— Begin —
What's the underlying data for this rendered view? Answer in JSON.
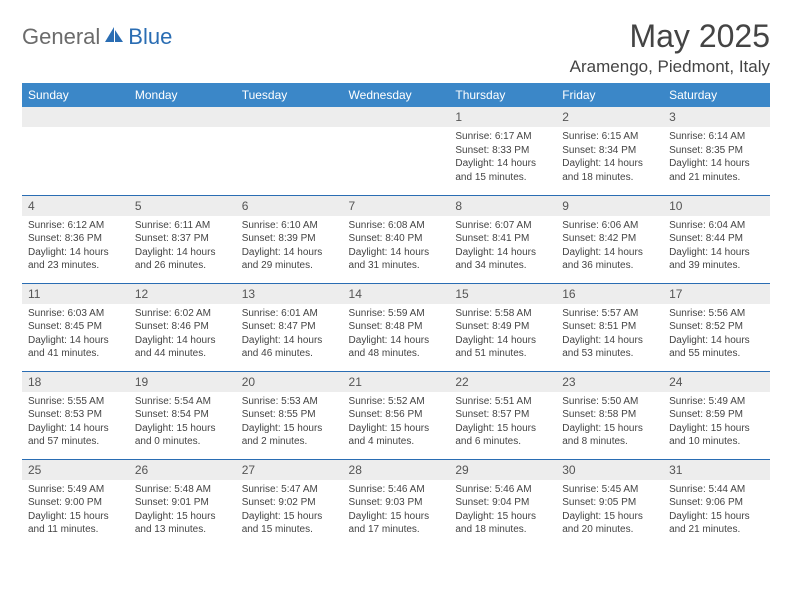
{
  "brand": {
    "part1": "General",
    "part2": "Blue"
  },
  "title": "May 2025",
  "location": "Aramengo, Piedmont, Italy",
  "colors": {
    "header_bg": "#3b87c8",
    "header_text": "#ffffff",
    "row_border": "#2a6db3",
    "daynum_bg": "#ededed",
    "logo_accent": "#2a6db3",
    "logo_gray": "#6b6b6b"
  },
  "layout": {
    "cols": 7,
    "rows": 5,
    "first_weekday_index": 4
  },
  "weekdays": [
    "Sunday",
    "Monday",
    "Tuesday",
    "Wednesday",
    "Thursday",
    "Friday",
    "Saturday"
  ],
  "days": [
    {
      "n": 1,
      "sunrise": "6:17 AM",
      "sunset": "8:33 PM",
      "dl_h": 14,
      "dl_m": 15
    },
    {
      "n": 2,
      "sunrise": "6:15 AM",
      "sunset": "8:34 PM",
      "dl_h": 14,
      "dl_m": 18
    },
    {
      "n": 3,
      "sunrise": "6:14 AM",
      "sunset": "8:35 PM",
      "dl_h": 14,
      "dl_m": 21
    },
    {
      "n": 4,
      "sunrise": "6:12 AM",
      "sunset": "8:36 PM",
      "dl_h": 14,
      "dl_m": 23
    },
    {
      "n": 5,
      "sunrise": "6:11 AM",
      "sunset": "8:37 PM",
      "dl_h": 14,
      "dl_m": 26
    },
    {
      "n": 6,
      "sunrise": "6:10 AM",
      "sunset": "8:39 PM",
      "dl_h": 14,
      "dl_m": 29
    },
    {
      "n": 7,
      "sunrise": "6:08 AM",
      "sunset": "8:40 PM",
      "dl_h": 14,
      "dl_m": 31
    },
    {
      "n": 8,
      "sunrise": "6:07 AM",
      "sunset": "8:41 PM",
      "dl_h": 14,
      "dl_m": 34
    },
    {
      "n": 9,
      "sunrise": "6:06 AM",
      "sunset": "8:42 PM",
      "dl_h": 14,
      "dl_m": 36
    },
    {
      "n": 10,
      "sunrise": "6:04 AM",
      "sunset": "8:44 PM",
      "dl_h": 14,
      "dl_m": 39
    },
    {
      "n": 11,
      "sunrise": "6:03 AM",
      "sunset": "8:45 PM",
      "dl_h": 14,
      "dl_m": 41
    },
    {
      "n": 12,
      "sunrise": "6:02 AM",
      "sunset": "8:46 PM",
      "dl_h": 14,
      "dl_m": 44
    },
    {
      "n": 13,
      "sunrise": "6:01 AM",
      "sunset": "8:47 PM",
      "dl_h": 14,
      "dl_m": 46
    },
    {
      "n": 14,
      "sunrise": "5:59 AM",
      "sunset": "8:48 PM",
      "dl_h": 14,
      "dl_m": 48
    },
    {
      "n": 15,
      "sunrise": "5:58 AM",
      "sunset": "8:49 PM",
      "dl_h": 14,
      "dl_m": 51
    },
    {
      "n": 16,
      "sunrise": "5:57 AM",
      "sunset": "8:51 PM",
      "dl_h": 14,
      "dl_m": 53
    },
    {
      "n": 17,
      "sunrise": "5:56 AM",
      "sunset": "8:52 PM",
      "dl_h": 14,
      "dl_m": 55
    },
    {
      "n": 18,
      "sunrise": "5:55 AM",
      "sunset": "8:53 PM",
      "dl_h": 14,
      "dl_m": 57
    },
    {
      "n": 19,
      "sunrise": "5:54 AM",
      "sunset": "8:54 PM",
      "dl_h": 15,
      "dl_m": 0
    },
    {
      "n": 20,
      "sunrise": "5:53 AM",
      "sunset": "8:55 PM",
      "dl_h": 15,
      "dl_m": 2
    },
    {
      "n": 21,
      "sunrise": "5:52 AM",
      "sunset": "8:56 PM",
      "dl_h": 15,
      "dl_m": 4
    },
    {
      "n": 22,
      "sunrise": "5:51 AM",
      "sunset": "8:57 PM",
      "dl_h": 15,
      "dl_m": 6
    },
    {
      "n": 23,
      "sunrise": "5:50 AM",
      "sunset": "8:58 PM",
      "dl_h": 15,
      "dl_m": 8
    },
    {
      "n": 24,
      "sunrise": "5:49 AM",
      "sunset": "8:59 PM",
      "dl_h": 15,
      "dl_m": 10
    },
    {
      "n": 25,
      "sunrise": "5:49 AM",
      "sunset": "9:00 PM",
      "dl_h": 15,
      "dl_m": 11
    },
    {
      "n": 26,
      "sunrise": "5:48 AM",
      "sunset": "9:01 PM",
      "dl_h": 15,
      "dl_m": 13
    },
    {
      "n": 27,
      "sunrise": "5:47 AM",
      "sunset": "9:02 PM",
      "dl_h": 15,
      "dl_m": 15
    },
    {
      "n": 28,
      "sunrise": "5:46 AM",
      "sunset": "9:03 PM",
      "dl_h": 15,
      "dl_m": 17
    },
    {
      "n": 29,
      "sunrise": "5:46 AM",
      "sunset": "9:04 PM",
      "dl_h": 15,
      "dl_m": 18
    },
    {
      "n": 30,
      "sunrise": "5:45 AM",
      "sunset": "9:05 PM",
      "dl_h": 15,
      "dl_m": 20
    },
    {
      "n": 31,
      "sunrise": "5:44 AM",
      "sunset": "9:06 PM",
      "dl_h": 15,
      "dl_m": 21
    }
  ],
  "labels": {
    "sunrise": "Sunrise:",
    "sunset": "Sunset:",
    "daylight_prefix": "Daylight:",
    "hours": "hours",
    "and": "and",
    "minutes": "minutes."
  }
}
— End —
■ Set task
Transcribe the records above exactly, leaving out every picture.

■ Written solution
What's the underlying data for this rendered view? Answer in JSON.
{
  "brand": {
    "part1": "General",
    "part2": "Blue"
  },
  "title": "May 2025",
  "location": "Aramengo, Piedmont, Italy",
  "colors": {
    "header_bg": "#3b87c8",
    "header_text": "#ffffff",
    "row_border": "#2a6db3",
    "daynum_bg": "#ededed",
    "logo_accent": "#2a6db3",
    "logo_gray": "#6b6b6b"
  },
  "layout": {
    "cols": 7,
    "rows": 5,
    "first_weekday_index": 4
  },
  "weekdays": [
    "Sunday",
    "Monday",
    "Tuesday",
    "Wednesday",
    "Thursday",
    "Friday",
    "Saturday"
  ],
  "days": [
    {
      "n": 1,
      "sunrise": "6:17 AM",
      "sunset": "8:33 PM",
      "dl_h": 14,
      "dl_m": 15
    },
    {
      "n": 2,
      "sunrise": "6:15 AM",
      "sunset": "8:34 PM",
      "dl_h": 14,
      "dl_m": 18
    },
    {
      "n": 3,
      "sunrise": "6:14 AM",
      "sunset": "8:35 PM",
      "dl_h": 14,
      "dl_m": 21
    },
    {
      "n": 4,
      "sunrise": "6:12 AM",
      "sunset": "8:36 PM",
      "dl_h": 14,
      "dl_m": 23
    },
    {
      "n": 5,
      "sunrise": "6:11 AM",
      "sunset": "8:37 PM",
      "dl_h": 14,
      "dl_m": 26
    },
    {
      "n": 6,
      "sunrise": "6:10 AM",
      "sunset": "8:39 PM",
      "dl_h": 14,
      "dl_m": 29
    },
    {
      "n": 7,
      "sunrise": "6:08 AM",
      "sunset": "8:40 PM",
      "dl_h": 14,
      "dl_m": 31
    },
    {
      "n": 8,
      "sunrise": "6:07 AM",
      "sunset": "8:41 PM",
      "dl_h": 14,
      "dl_m": 34
    },
    {
      "n": 9,
      "sunrise": "6:06 AM",
      "sunset": "8:42 PM",
      "dl_h": 14,
      "dl_m": 36
    },
    {
      "n": 10,
      "sunrise": "6:04 AM",
      "sunset": "8:44 PM",
      "dl_h": 14,
      "dl_m": 39
    },
    {
      "n": 11,
      "sunrise": "6:03 AM",
      "sunset": "8:45 PM",
      "dl_h": 14,
      "dl_m": 41
    },
    {
      "n": 12,
      "sunrise": "6:02 AM",
      "sunset": "8:46 PM",
      "dl_h": 14,
      "dl_m": 44
    },
    {
      "n": 13,
      "sunrise": "6:01 AM",
      "sunset": "8:47 PM",
      "dl_h": 14,
      "dl_m": 46
    },
    {
      "n": 14,
      "sunrise": "5:59 AM",
      "sunset": "8:48 PM",
      "dl_h": 14,
      "dl_m": 48
    },
    {
      "n": 15,
      "sunrise": "5:58 AM",
      "sunset": "8:49 PM",
      "dl_h": 14,
      "dl_m": 51
    },
    {
      "n": 16,
      "sunrise": "5:57 AM",
      "sunset": "8:51 PM",
      "dl_h": 14,
      "dl_m": 53
    },
    {
      "n": 17,
      "sunrise": "5:56 AM",
      "sunset": "8:52 PM",
      "dl_h": 14,
      "dl_m": 55
    },
    {
      "n": 18,
      "sunrise": "5:55 AM",
      "sunset": "8:53 PM",
      "dl_h": 14,
      "dl_m": 57
    },
    {
      "n": 19,
      "sunrise": "5:54 AM",
      "sunset": "8:54 PM",
      "dl_h": 15,
      "dl_m": 0
    },
    {
      "n": 20,
      "sunrise": "5:53 AM",
      "sunset": "8:55 PM",
      "dl_h": 15,
      "dl_m": 2
    },
    {
      "n": 21,
      "sunrise": "5:52 AM",
      "sunset": "8:56 PM",
      "dl_h": 15,
      "dl_m": 4
    },
    {
      "n": 22,
      "sunrise": "5:51 AM",
      "sunset": "8:57 PM",
      "dl_h": 15,
      "dl_m": 6
    },
    {
      "n": 23,
      "sunrise": "5:50 AM",
      "sunset": "8:58 PM",
      "dl_h": 15,
      "dl_m": 8
    },
    {
      "n": 24,
      "sunrise": "5:49 AM",
      "sunset": "8:59 PM",
      "dl_h": 15,
      "dl_m": 10
    },
    {
      "n": 25,
      "sunrise": "5:49 AM",
      "sunset": "9:00 PM",
      "dl_h": 15,
      "dl_m": 11
    },
    {
      "n": 26,
      "sunrise": "5:48 AM",
      "sunset": "9:01 PM",
      "dl_h": 15,
      "dl_m": 13
    },
    {
      "n": 27,
      "sunrise": "5:47 AM",
      "sunset": "9:02 PM",
      "dl_h": 15,
      "dl_m": 15
    },
    {
      "n": 28,
      "sunrise": "5:46 AM",
      "sunset": "9:03 PM",
      "dl_h": 15,
      "dl_m": 17
    },
    {
      "n": 29,
      "sunrise": "5:46 AM",
      "sunset": "9:04 PM",
      "dl_h": 15,
      "dl_m": 18
    },
    {
      "n": 30,
      "sunrise": "5:45 AM",
      "sunset": "9:05 PM",
      "dl_h": 15,
      "dl_m": 20
    },
    {
      "n": 31,
      "sunrise": "5:44 AM",
      "sunset": "9:06 PM",
      "dl_h": 15,
      "dl_m": 21
    }
  ],
  "labels": {
    "sunrise": "Sunrise:",
    "sunset": "Sunset:",
    "daylight_prefix": "Daylight:",
    "hours": "hours",
    "and": "and",
    "minutes": "minutes."
  }
}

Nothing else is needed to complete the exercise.